* **DOCUMENT PASSAGE**
=-=-=-=-=

Word Embeddings: Teaching Machines the Meaning of Words

How does a computer understand that “king” and “queen” are related, or that “Paris” is to “France” what “Tokyo” is to “Japan”? The answer lies in word embeddings -- a technique that converts words into numerical vectors (lists of numbers) that capture their meaning. Words that appear in similar contexts end up with similar vectors, which means we can actually measure how related two concepts are. In this notebook, we will train our own simple embeddings and then explore a powerful pre-trained model to see this in action.

!pip install gensim

Setting Up: Word2Vec with Gensim¶

We are using the gensim library, one of the most popular Python packages for working with word embeddings. Gensim gives us access to the Word2Vec algorithm (developed by Google in 2013) as well as a collection of pre-trained embedding models. Think of it as your toolkit for turning words into numbers that actually mean something.

=-=-=-=-=

Element placement data:

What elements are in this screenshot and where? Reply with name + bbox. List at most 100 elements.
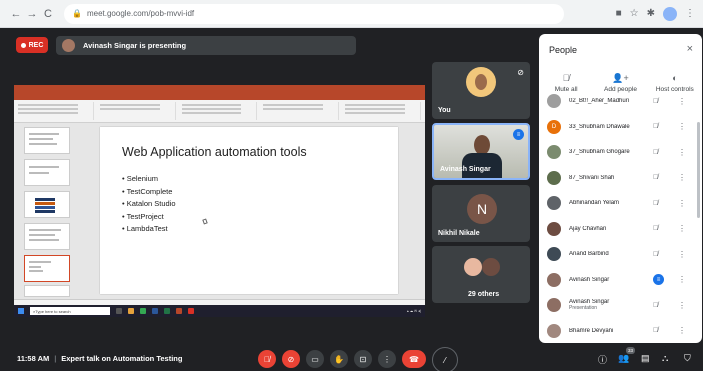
mic-off-icon[interactable]: 🎙̸ bbox=[653, 200, 658, 207]
slide-bullet-list: Selenium TestComplete Katalon Studio Tes… bbox=[122, 174, 176, 237]
speaking-indicator-icon[interactable]: ≡ bbox=[653, 274, 664, 285]
raise-hand-button[interactable]: ✋ bbox=[330, 350, 348, 368]
participant-name-block: 37_Shubham Ghogare bbox=[569, 149, 654, 155]
mic-off-icon[interactable]: 🎙̸ bbox=[653, 98, 658, 105]
address-bar[interactable]: 🔒 meet.google.com/pob-mvvi-idf bbox=[64, 3, 564, 24]
tile-name-nikhil: Nikhil Nikale bbox=[438, 230, 480, 237]
slide-thumbnail bbox=[24, 159, 70, 186]
participant-more-icon[interactable]: ⋮ bbox=[678, 173, 686, 182]
participant-name: 87_Shivani Shah bbox=[569, 174, 615, 181]
shared-screen: Web Application automation tools Seleniu… bbox=[14, 85, 425, 317]
mic-off-icon[interactable]: 🎙̸ bbox=[653, 149, 658, 156]
participant-more-icon[interactable]: ⋮ bbox=[678, 122, 686, 131]
windows-start-icon[interactable] bbox=[18, 308, 24, 314]
participant-row[interactable]: Avinash Singar ≡ ⋮ bbox=[539, 267, 697, 293]
windows-taskbar: ⌕ Type here to search ▴ ☁ ✉ ◂) bbox=[14, 305, 425, 317]
back-button[interactable]: ← bbox=[8, 8, 24, 20]
participant-name: 02_Bt!!_Aher_Madhuri bbox=[569, 98, 630, 104]
panel-scrollbar[interactable] bbox=[697, 122, 700, 218]
participant-more-icon[interactable]: ⋮ bbox=[678, 250, 686, 259]
mic-off-icon[interactable]: 🎙̸ bbox=[653, 123, 658, 130]
participant-more-icon[interactable]: ⋮ bbox=[678, 275, 686, 284]
mic-off-icon[interactable]: 🎙̸ bbox=[653, 327, 658, 334]
captions-button[interactable]: ▭ bbox=[306, 350, 324, 368]
tile-you[interactable]: ⊘ You bbox=[432, 62, 530, 119]
activities-icon[interactable]: ⛬ bbox=[662, 353, 668, 364]
chat-icon[interactable]: ▤ bbox=[641, 353, 650, 364]
participant-name-block: Abhinandan Yelam bbox=[569, 200, 654, 206]
close-icon[interactable]: × bbox=[687, 43, 693, 55]
participant-row[interactable]: Anand Barbind 🎙̸ ⋮ bbox=[539, 241, 697, 267]
participant-row[interactable]: Bhamre Devyani 🎙̸ ⋮ bbox=[539, 318, 697, 344]
participant-more-icon[interactable]: ⋮ bbox=[678, 199, 686, 208]
tile-others[interactable]: 29 others bbox=[432, 246, 530, 303]
excel-icon[interactable] bbox=[164, 308, 170, 314]
participant-more-icon[interactable]: ⋮ bbox=[678, 301, 686, 310]
tile-presenter[interactable]: ≡ Avinash Singar bbox=[432, 123, 530, 180]
mic-toggle-button[interactable]: 🎙̸ bbox=[258, 350, 276, 368]
participant-more-icon[interactable]: ⋮ bbox=[678, 97, 686, 106]
reactions-button[interactable]: ⁄ bbox=[432, 347, 458, 371]
mic-off-icon[interactable]: 🎙̸ bbox=[653, 302, 658, 309]
participant-avatar: D bbox=[547, 119, 561, 134]
camera-toggle-button[interactable]: ⊘ bbox=[282, 350, 300, 368]
participant-row[interactable]: D 33_Shubham Dhawale 🎙̸ ⋮ bbox=[539, 114, 697, 140]
participant-row[interactable]: 02_Bt!!_Aher_Madhuri 🎙̸ ⋮ bbox=[539, 88, 697, 114]
more-options-button[interactable]: ⋮ bbox=[378, 350, 396, 368]
mic-off-icon[interactable]: 🎙̸ bbox=[653, 251, 658, 258]
mic-off-icon[interactable]: 🎙̸ bbox=[653, 174, 658, 181]
mic-off-icon: ⊘ bbox=[517, 68, 524, 77]
slide-bullet: LambdaTest bbox=[122, 224, 176, 237]
powerpoint-icon[interactable] bbox=[176, 308, 182, 314]
leave-call-button[interactable]: ☎ bbox=[402, 350, 426, 368]
presenting-text: Avinash Singar is presenting bbox=[83, 41, 187, 50]
forward-button[interactable]: → bbox=[24, 8, 40, 20]
taskbar-search-input[interactable]: ⌕ Type here to search bbox=[30, 307, 110, 315]
word-icon[interactable] bbox=[152, 308, 158, 314]
url-text: meet.google.com/pob-mvvi-idf bbox=[86, 9, 195, 18]
meeting-info: 11:58 AM | Expert talk on Automation Tes… bbox=[17, 354, 182, 363]
task-view-icon[interactable] bbox=[116, 308, 122, 314]
rec-label: REC bbox=[28, 41, 44, 49]
participant-row[interactable]: Avinash Singar Presentation 🎙̸ ⋮ bbox=[539, 292, 697, 318]
participant-row[interactable]: 87_Shivani Shah 🎙̸ ⋮ bbox=[539, 165, 697, 191]
ribbon-group bbox=[18, 102, 94, 120]
captions-icon: ▭ bbox=[311, 354, 319, 364]
phone-hangup-icon: ☎ bbox=[409, 354, 419, 364]
participant-row[interactable]: Abhinandan Yelam 🎙̸ ⋮ bbox=[539, 190, 697, 216]
participant-more-icon[interactable]: ⋮ bbox=[678, 326, 686, 335]
toggle-icon: ◐ bbox=[672, 73, 678, 83]
more-vert-icon: ⋮ bbox=[383, 354, 391, 364]
people-icon[interactable]: 👥 bbox=[618, 353, 629, 364]
info-icon[interactable]: ⓘ bbox=[598, 353, 607, 366]
mic-off-icon[interactable]: 🎙̸ bbox=[653, 225, 658, 232]
participant-avatar bbox=[547, 298, 561, 312]
participant-row[interactable]: Ajay Chavhan 🎙̸ ⋮ bbox=[539, 216, 697, 242]
participant-more-icon[interactable]: ⋮ bbox=[678, 148, 686, 157]
participant-name-block: Avinash Singar Presentation bbox=[569, 299, 654, 311]
reload-button[interactable]: C bbox=[40, 8, 56, 20]
bookmark-star-icon[interactable]: ☆ bbox=[630, 8, 639, 19]
extensions-icon[interactable]: ✱ bbox=[647, 8, 655, 19]
present-button[interactable]: ⊡ bbox=[354, 350, 372, 368]
tile-nikhil[interactable]: N Nikhil Nikale bbox=[432, 185, 530, 242]
participant-row[interactable]: 37_Shubham Ghogare 🎙̸ ⋮ bbox=[539, 139, 697, 165]
present-icon: ⊡ bbox=[359, 354, 367, 364]
participant-more-icon[interactable]: ⋮ bbox=[678, 224, 686, 233]
app-icon[interactable] bbox=[188, 308, 194, 314]
host-shield-icon[interactable]: ⛉ bbox=[684, 353, 691, 364]
file-explorer-icon[interactable] bbox=[128, 308, 134, 314]
chrome-icon[interactable] bbox=[140, 308, 146, 314]
browser-menu-icon[interactable]: ⋮ bbox=[685, 8, 695, 19]
camera-indicator-icon[interactable]: ■ bbox=[616, 8, 622, 19]
ppt-ribbon bbox=[14, 100, 425, 123]
meeting-title: Expert talk on Automation Testing bbox=[61, 354, 183, 363]
ribbon-group bbox=[99, 102, 176, 120]
slide-thumbnails bbox=[16, 125, 74, 297]
profile-avatar[interactable] bbox=[663, 6, 677, 21]
nikhil-avatar: N bbox=[467, 194, 497, 224]
speaking-indicator-icon: ≡ bbox=[513, 129, 524, 140]
ribbon-group bbox=[181, 102, 258, 120]
record-dot-icon bbox=[20, 42, 26, 48]
browser-toolbar: ← → C 🔒 meet.google.com/pob-mvvi-idf ■ ☆… bbox=[0, 0, 703, 28]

=-=-=-=-=

* **TASK TO CARRY OUT**
Reproduce the part of the word embeddings text that starts with "Setting Up: Word2Vec" and goes on through "actually mean something.", word for word.

* **THE REPLY**
Setting Up: Word2Vec with Gensim¶

We are using the gensim library, one of the most popular Python packages for working with word embeddings. Gensim gives us access to the Word2Vec algorithm (developed by Google in 2013) as well as a collection of pre-trained embedding models. Think of it as your toolkit for turning words into numbers that actually mean something.